| GIVEN EXERCISE |
Copy every entry exactly.

* * *

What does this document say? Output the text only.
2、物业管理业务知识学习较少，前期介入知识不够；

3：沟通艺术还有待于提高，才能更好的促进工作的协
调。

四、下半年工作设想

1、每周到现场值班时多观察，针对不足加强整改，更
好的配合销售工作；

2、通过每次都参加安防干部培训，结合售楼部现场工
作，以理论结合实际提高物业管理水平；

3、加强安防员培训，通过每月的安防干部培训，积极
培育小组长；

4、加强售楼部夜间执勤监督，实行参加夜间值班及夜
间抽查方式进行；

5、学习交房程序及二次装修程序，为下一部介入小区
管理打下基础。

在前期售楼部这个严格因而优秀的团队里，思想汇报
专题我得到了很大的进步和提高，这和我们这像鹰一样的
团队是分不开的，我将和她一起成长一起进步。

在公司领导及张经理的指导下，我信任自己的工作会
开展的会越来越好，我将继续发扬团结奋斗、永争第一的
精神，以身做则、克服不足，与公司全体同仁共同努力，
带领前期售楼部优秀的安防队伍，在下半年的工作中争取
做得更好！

* * *

| EXERCISE RESULT |
What does this document say? Output the text only.
2、物业管理业务知识学习较少，前期介入知识不够；

3：沟通艺术还有待于提高，才能更好的促进工作的协
调。

四、下半年工作设想

1、每周到现场值班时多观察，针对不足加强整改，更
好的配合销售工作；

2、通过每次都参加安防干部培训，结合售楼部现场工
作，以理论结合实际提高物业管理水平；

3、加强安防员培训，通过每月的安防干部培训，积极
培育小组长；

4、加强售楼部夜间执勤监督，实行参加夜间值班及夜
间抽查方式进行；

5、学习交房程序及二次装修程序，为下一部介入小区
管理打下基础。

在前期售楼部这个严格因而优秀的团队里，思想汇报
专题我得到了很大的进步和提高，这和我们这像鹰一样的
团队是分不开的，我将和她一起成长一起进步。

在公司领导及张经理的指导下，我信任自己的工作会
开展的会越来越好，我将继续发扬团结奋斗、永争第一的
精神，以身做则、克服不足，与公司全体同仁共同努力，
带领前期售楼部优秀的安防队伍，在下半年的工作中争取
做得更好！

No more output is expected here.